--- GIVEN DATA ---

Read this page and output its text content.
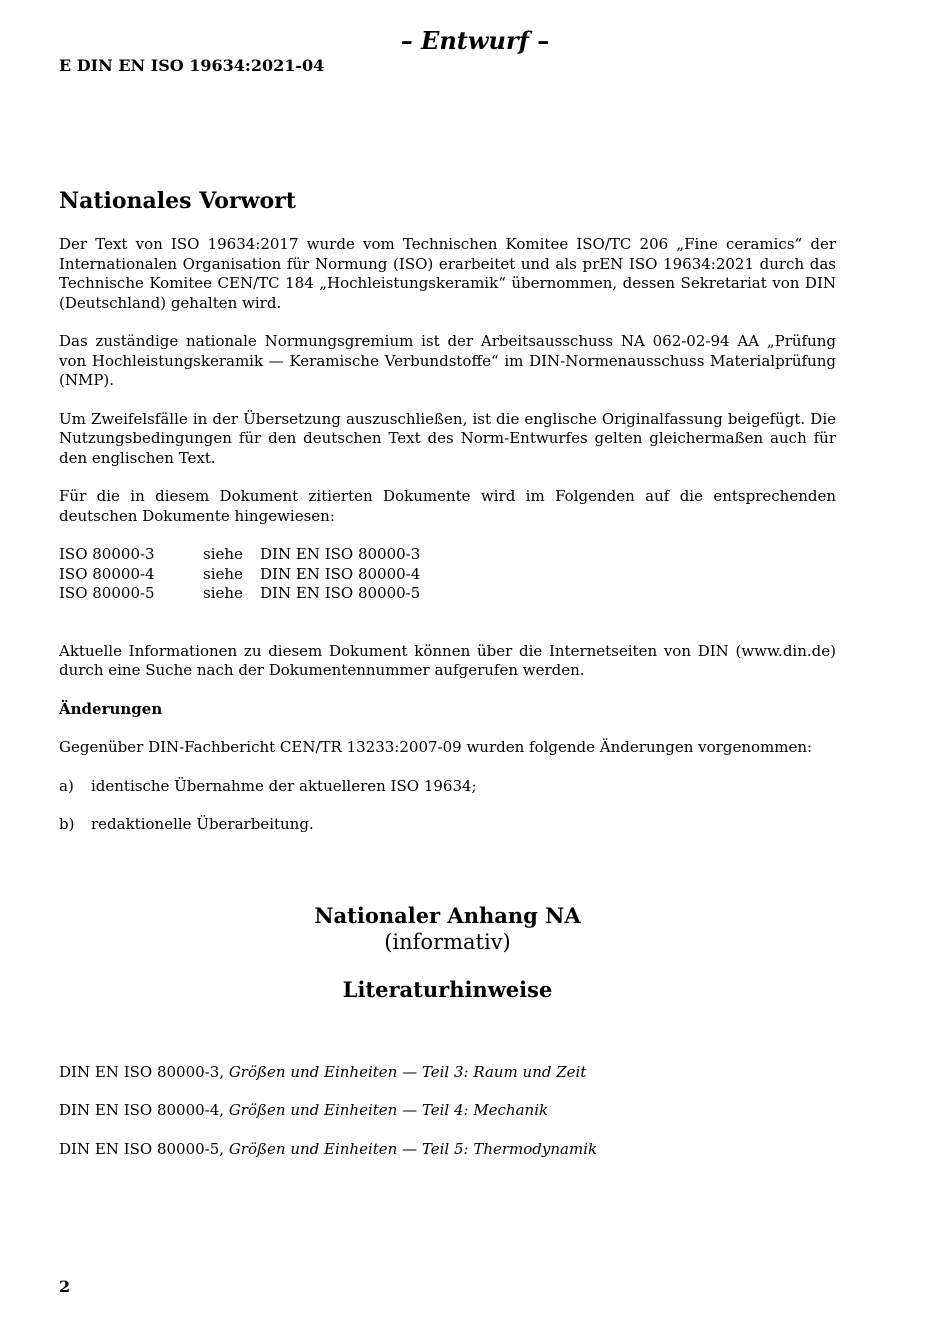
– Entwurf –
E DIN EN ISO 19634:2021-04
Nationales Vorwort

Der Text von ISO 19634:2017 wurde vom Technischen Komitee ISO/TC 206 „Fine ceramics“ der Internationalen Organisation für Normung (ISO) erarbeitet und als prEN ISO 19634:2021 durch das Technische Komitee CEN/TC 184 „Hochleistungskeramik“ übernommen, dessen Sekretariat von DIN (Deutschland) gehalten wird.

Das zuständige nationale Normungsgremium ist der Arbeitsausschuss NA 062-02-94 AA „Prüfung von Hochleistungskeramik — Keramische Verbundstoffe“ im DIN-Normenausschuss Materialprüfung (NMP).

Um Zweifelsfälle in der Übersetzung auszuschließen, ist die englische Originalfassung beigefügt. Die Nutzungsbedingungen für den deutschen Text des Norm-Entwurfes gelten gleichermaßen auch für den englischen Text.

Für die in diesem Dokument zitierten Dokumente wird im Folgenden auf die entsprechenden deutschen Dokumente hingewiesen:

ISO 80000-3	siehe	DIN EN ISO 80000-3
ISO 80000-4	siehe	DIN EN ISO 80000-4
ISO 80000-5	siehe	DIN EN ISO 80000-5

Aktuelle Informationen zu diesem Dokument können über die Internetseiten von DIN (www.din.de) durch eine Suche nach der Dokumentennummer aufgerufen werden.

Änderungen

Gegenüber DIN-Fachbericht CEN/TR 13233:2007-09 wurden folgende Änderungen vorgenommen:

a)	identische Übernahme der aktuelleren ISO 19634;
b)	redaktionelle Überarbeitung.
Nationaler Anhang NA
(informativ)
Literaturhinweise

DIN EN ISO 80000-3, Größen und Einheiten — Teil 3: Raum und Zeit

DIN EN ISO 80000-4, Größen und Einheiten — Teil 4: Mechanik

DIN EN ISO 80000-5, Größen und Einheiten — Teil 5: Thermodynamik

2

---

* WHAT TO WORK ON
The expected answer is each line of the records above that includes the string "Teil".

* SOLUTION FOR THIS TASK
DIN EN ISO 80000-3, Größen und Einheiten — Teil 3: Raum und Zeit
DIN EN ISO 80000-4, Größen und Einheiten — Teil 4: Mechanik
DIN EN ISO 80000-5, Größen und Einheiten — Teil 5: Thermodynamik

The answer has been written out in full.